START Document section

This is a discussion of the purpose for which a Relying Party or Verifier is requesting User Private Information.

Context

The goal of this discussion is the creation of a display to the holder of a request for some details needed to create a transaction between the holder and the Verifier.

  • The request must reflect:
  1. The sort of transaction for which data is required.
  2. Any information required to complete the transaction and whether it is to be retained by the verifier.
  3. Any optional information that the verifier wishes that is not required by the immediate transaction.
  1. Display the information to the holder in a language that the user can understand.
  2. Input the holder's response

Taxonomy

  • Holder
  • User Agent
  • Verifier

Current Standard Request Messages

These are all call Authorization Requests rather than Access Requests, which is the typical current transaction type.

JAR

The OAuth 2.0 Authorization Framework: JWT-Secured Authorization Request IETF RFC 9102(2021-08-21]

PAR

OAuth 2.0 Pushed Authorization Requests 2021-09 IETF RFC 9126
This document defines the pushed authorization request (PAR) endpoint, which allows clients to push the payload of an OAuth 2.0 authorization request to the authorization server via a direct request and provides them with a request URI that is used as reference to the data in a subsequent call to the authorization endpoint.

END Document section
START Extracted material

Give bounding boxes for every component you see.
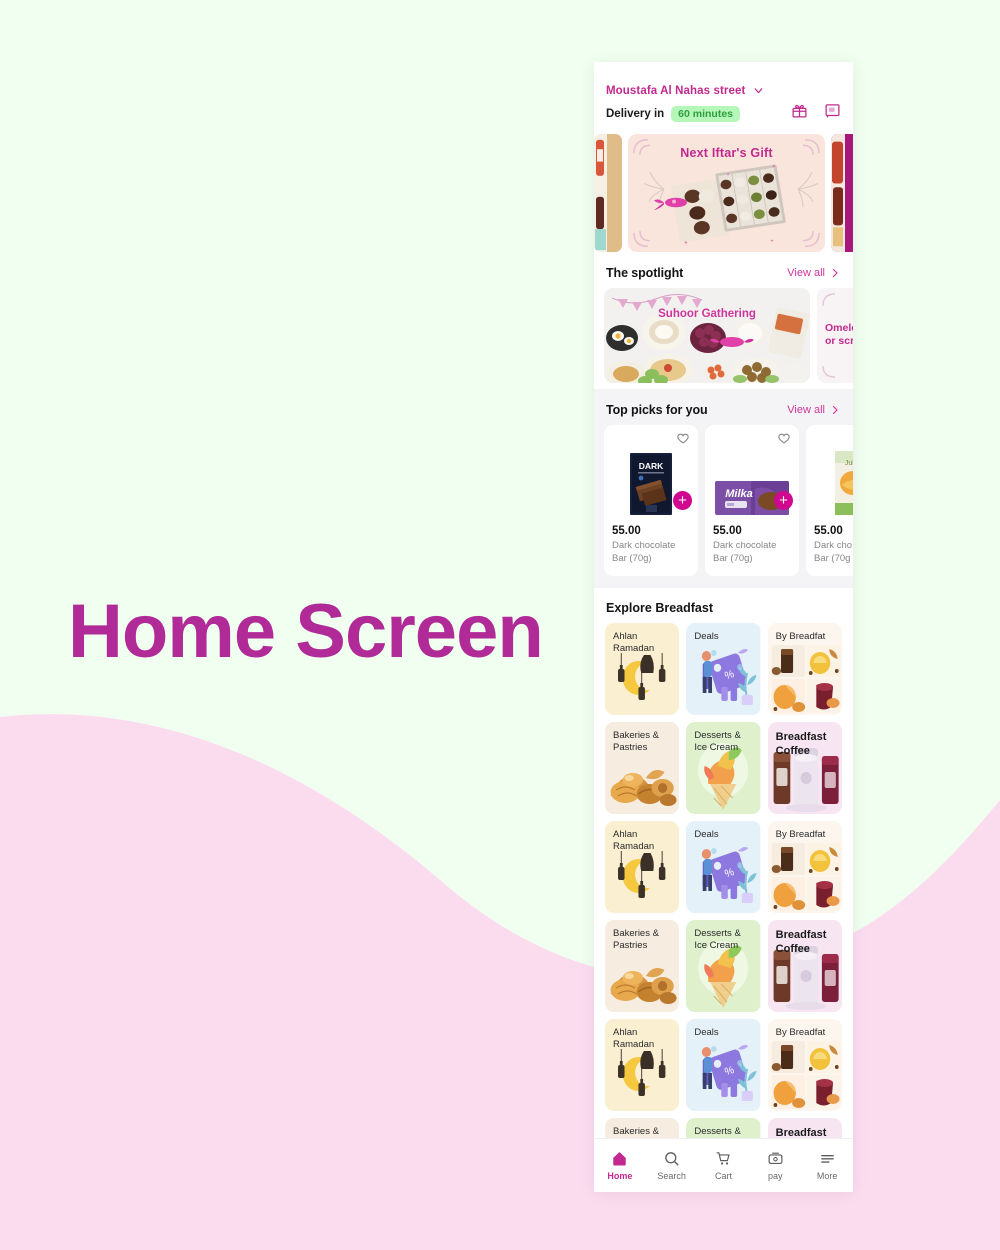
category-tile-ramadan[interactable]: Ahlan Ramadan (605, 1019, 679, 1111)
svg-text:✦: ✦ (770, 239, 774, 245)
spotlight-carousel[interactable]: Suhoor Gathering Omeleor scra (594, 288, 853, 383)
spotlight-view-all[interactable]: View all (787, 267, 841, 279)
category-tile-bybreadfast[interactable]: By Breadfat (768, 821, 842, 913)
spotlight-header: The spotlight View all (594, 252, 853, 288)
more-icon (819, 1150, 836, 1167)
spotlight-card-title: Omeleor scra (825, 322, 853, 348)
banner-next-peek[interactable] (831, 134, 853, 252)
product-name: Dark chocolate Bar (70g) (713, 540, 791, 566)
category-label: Breadfast Coffee (776, 730, 836, 760)
svg-text:Milka: Milka (725, 488, 753, 500)
category-tile-ramadan[interactable]: Ahlan Ramadan (605, 623, 679, 715)
search-icon (663, 1150, 680, 1167)
product-image: Juice (814, 447, 853, 515)
category-grid[interactable]: Ahlan Ramadan % Deals By Breadfat (594, 623, 853, 1138)
spotlight-card-title: Suhoor Gathering (604, 308, 810, 320)
category-label: Bakeries & Pastries (613, 730, 673, 756)
spotlight-view-all-label: View all (787, 267, 825, 279)
category-label: By Breadfat (776, 1027, 836, 1040)
top-picks-view-all[interactable]: View all (787, 404, 841, 416)
heart-icon[interactable] (777, 432, 791, 446)
category-tile-coffee[interactable]: Breadfast Coffee (768, 920, 842, 1012)
nav-item-more[interactable]: More (801, 1150, 853, 1181)
spotlight-title: The spotlight (606, 266, 683, 280)
svg-text:Juice: Juice (845, 460, 853, 467)
nav-label: More (817, 1171, 838, 1181)
category-label: Desserts & Ice Cream (694, 928, 754, 954)
address-label: Moustafa Al Nahas street (606, 85, 745, 97)
category-tile-desserts[interactable]: Desserts & Ice Cream (686, 1118, 760, 1138)
heart-icon[interactable] (676, 432, 690, 446)
add-to-cart-button[interactable]: + (774, 491, 793, 510)
nav-item-home[interactable]: Home (594, 1150, 646, 1181)
category-label: Bakeries & Pastries (613, 928, 673, 954)
cart-icon (715, 1150, 732, 1167)
product-price: 55.00 (814, 525, 853, 537)
top-picks-header: Top picks for you View all (594, 389, 853, 425)
category-label: Bakeries & Pastries (613, 1126, 673, 1138)
svg-text:✦: ✦ (726, 172, 730, 178)
hero-banner-card[interactable]: ✦ ✦ ✦ ✦ Next Iftar's Gift (628, 134, 825, 252)
product-card[interactable]: DARK + 55.00 Dark ch (604, 425, 698, 576)
page-title: Home Screen (68, 588, 543, 675)
spotlight-card[interactable]: Suhoor Gathering (604, 288, 810, 383)
bottom-navigation[interactable]: HomeSearchCartpayMore (594, 1138, 853, 1192)
category-tile-bybreadfast[interactable]: By Breadfat (768, 1019, 842, 1111)
hero-banner-carousel[interactable]: ✦ ✦ ✦ ✦ Next Iftar's Gift (594, 128, 853, 252)
category-tile-deals[interactable]: % Deals (686, 821, 760, 913)
chevron-right-icon (829, 404, 841, 416)
category-tile-deals[interactable]: % Deals (686, 1019, 760, 1111)
spotlight-card[interactable]: Omeleor scra (817, 288, 853, 383)
category-tile-deals[interactable]: % Deals (686, 623, 760, 715)
explore-title: Explore Breadfast (594, 588, 853, 623)
category-label: Desserts & Ice Cream (694, 1126, 754, 1138)
category-tile-ramadan[interactable]: Ahlan Ramadan (605, 821, 679, 913)
hero-banner-title: Next Iftar's Gift (628, 146, 825, 160)
svg-text:DARK: DARK (639, 461, 664, 471)
category-label: Breadfast Coffee (776, 928, 836, 958)
top-picks-section: Top picks for you View all DARK (594, 389, 853, 588)
chat-icon[interactable] (824, 102, 841, 119)
nav-label: pay (768, 1171, 783, 1181)
category-tile-desserts[interactable]: Desserts & Ice Cream (686, 722, 760, 814)
category-label: Breadfast Coffee (776, 1126, 836, 1138)
nav-label: Cart (715, 1171, 732, 1181)
chevron-right-icon (829, 267, 841, 279)
category-tile-bybreadfast[interactable]: By Breadfat (768, 623, 842, 715)
category-label: Ahlan Ramadan (613, 631, 673, 657)
pay-icon (767, 1150, 784, 1167)
svg-text:✦: ✦ (683, 240, 688, 247)
category-label: Desserts & Ice Cream (694, 730, 754, 756)
product-name: Dark chocolate Bar (70g) (612, 540, 690, 566)
gift-icon[interactable] (791, 102, 808, 119)
nav-item-pay[interactable]: pay (749, 1150, 801, 1181)
address-selector[interactable]: Moustafa Al Nahas street (606, 84, 841, 97)
nav-item-search[interactable]: Search (646, 1150, 698, 1181)
category-label: Deals (694, 631, 754, 644)
product-price: 55.00 (612, 525, 690, 537)
category-tile-bakeries[interactable]: Bakeries & Pastries (605, 722, 679, 814)
category-label: Ahlan Ramadan (613, 829, 673, 855)
top-picks-view-all-label: View all (787, 404, 825, 416)
banner-prev-peek[interactable] (594, 134, 622, 252)
category-label: Deals (694, 1027, 754, 1040)
product-name: Dark choBar (70g (814, 540, 853, 566)
nav-label: Home (607, 1171, 632, 1181)
app-scroll-area[interactable]: ✦ ✦ ✦ ✦ Next Iftar's Gift (594, 128, 853, 1138)
top-picks-title: Top picks for you (606, 403, 708, 417)
nav-label: Search (657, 1171, 686, 1181)
product-card[interactable]: Juice + 55.00 Dark choBar (70g (806, 425, 853, 576)
category-tile-coffee[interactable]: Breadfast Coffee (768, 722, 842, 814)
nav-item-cart[interactable]: Cart (698, 1150, 750, 1181)
delivery-label: Delivery in (606, 108, 664, 120)
home-icon (611, 1150, 628, 1167)
category-tile-desserts[interactable]: Desserts & Ice Cream (686, 920, 760, 1012)
product-card[interactable]: Milka + 55.00 Dark chocolate Bar (70g) (705, 425, 799, 576)
category-label: By Breadfat (776, 631, 836, 644)
category-tile-bakeries[interactable]: Bakeries & Pastries (605, 920, 679, 1012)
category-label: Deals (694, 829, 754, 842)
svg-text:✦: ✦ (771, 163, 776, 170)
category-label: Ahlan Ramadan (613, 1027, 673, 1053)
category-label: By Breadfat (776, 829, 836, 842)
category-tile-bakeries[interactable]: Bakeries & Pastries (605, 1118, 679, 1138)
app-header: Moustafa Al Nahas street Delivery in 60 … (594, 62, 853, 128)
product-price: 55.00 (713, 525, 791, 537)
add-to-cart-button[interactable]: + (673, 491, 692, 510)
category-tile-coffee[interactable]: Breadfast Coffee (768, 1118, 842, 1138)
phone-mockup: Moustafa Al Nahas street Delivery in 60 … (594, 62, 853, 1192)
chevron-down-icon[interactable] (752, 84, 765, 97)
top-picks-carousel[interactable]: DARK + 55.00 Dark ch (594, 425, 853, 576)
delivery-time-badge: 60 minutes (671, 106, 740, 122)
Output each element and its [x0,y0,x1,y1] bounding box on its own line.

END Extracted material

Your tasks
a) Answer these questions about the text on requests for User Private Information.
(i) Which three roles does the Taxonomy section list?
(ii) What does the PAR endpoint let clients push to the authorization server?
(iii) In what kind of language should the information be shown to the holder?
b) Carry on the text on requests for User Private Information from the point where it stops.

Answers to the tasks
a)
(i) Holder, User Agent and Verifier.
(ii) The payload of an OAuth 2.0 authorization request.
(iii) A language that the user can understand.

b)
RAR

OAuth 2.0 Rich Authorization Requests draft-ietf-oauth-rar-12 2022-05-05

W3C Data Privacy Vocabulary

  • Collected sources
  • Data elements defined in the DPV
  • EU SPECIAL Project (Scalable Policy-aware Linked Data Architecture For Privacy, Transparency and Compliance)
    • supports the acquisition of user consent at collection time and the recording of both data and metadata (consent policies, event data, context) according to legislative and user-specified policies;
    • caters for privacy-aware, secure workflows that include usage/access control, transparency and compliance verification;
    • demonstrates robustness in terms of performance, scalability and security, all of which are necessary to support privacy preserving innovation in Big Data environments; and
    • provides a dashboard with feedback and control features that make privacy in Big Data comprehensible and manageable for data subjects, controllers, and processors.